WHAT IS REQUIRED → Write out the data below in full. Keep it exact.
— start of DATASET EXTRACT —
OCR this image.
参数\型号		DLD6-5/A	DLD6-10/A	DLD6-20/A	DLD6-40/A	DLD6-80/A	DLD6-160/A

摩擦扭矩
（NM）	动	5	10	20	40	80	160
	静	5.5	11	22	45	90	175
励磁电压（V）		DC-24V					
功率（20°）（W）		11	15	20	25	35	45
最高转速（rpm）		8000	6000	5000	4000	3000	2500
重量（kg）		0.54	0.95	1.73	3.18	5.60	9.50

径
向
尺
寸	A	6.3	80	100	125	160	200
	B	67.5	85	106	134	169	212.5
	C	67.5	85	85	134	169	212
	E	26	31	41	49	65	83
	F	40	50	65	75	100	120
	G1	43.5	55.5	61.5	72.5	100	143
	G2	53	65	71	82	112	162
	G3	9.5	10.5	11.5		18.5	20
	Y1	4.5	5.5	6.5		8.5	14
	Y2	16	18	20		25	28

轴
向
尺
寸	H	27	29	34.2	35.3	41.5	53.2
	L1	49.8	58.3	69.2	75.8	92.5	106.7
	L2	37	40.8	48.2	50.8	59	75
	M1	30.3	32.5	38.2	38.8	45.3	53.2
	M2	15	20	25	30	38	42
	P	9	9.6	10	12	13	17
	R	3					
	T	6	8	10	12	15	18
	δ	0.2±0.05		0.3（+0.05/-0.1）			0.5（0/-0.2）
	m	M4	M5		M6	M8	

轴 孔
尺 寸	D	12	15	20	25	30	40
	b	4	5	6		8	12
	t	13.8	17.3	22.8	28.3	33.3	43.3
— end of DATASET EXTRACT —
RESPONSE TO THIS EXERCISE →
OCR this image.
参数\型号		DLD6-5/A	DLD6-10/A	DLD6-20/A	DLD6-40/A	DLD6-80/A	DLD6-160/A

摩擦扭矩
（NM）	动	5	10	20	40	80	160
	静	5.5	11	22	45	90	175
励磁电压（V）		DC-24V					
功率（20°）（W）		11	15	20	25	35	45
最高转速（rpm）		8000	6000	5000	4000	3000	2500
重量（kg）		0.54	0.95	1.73	3.18	5.60	9.50

径
向
尺
寸	A	6.3	80	100	125	160	200
	B	67.5	85	106	134	169	212.5
	C	67.5	85	85	134	169	212
	E	26	31	41	49	65	83
	F	40	50	65	75	100	120
	G1	43.5	55.5	61.5	72.5	100	143
	G2	53	65	71	82	112	162
	G3	9.5	10.5	11.5		18.5	20
	Y1	4.5	5.5	6.5		8.5	14
	Y2	16	18	20		25	28

轴
向
尺
寸	H	27	29	34.2	35.3	41.5	53.2
	L1	49.8	58.3	69.2	75.8	92.5	106.7
	L2	37	40.8	48.2	50.8	59	75
	M1	30.3	32.5	38.2	38.8	45.3	53.2
	M2	15	20	25	30	38	42
	P	9	9.6	10	12	13	17
	R	3					
	T	6	8	10	12	15	18
	δ	0.2±0.05		0.3（+0.05/-0.1）			0.5（0/-0.2）
	m	M4	M5		M6	M8	

轴 孔
尺 寸	D	12	15	20	25	30	40
	b	4	5	6		8	12
	t	13.8	17.3	22.8	28.3	33.3	43.3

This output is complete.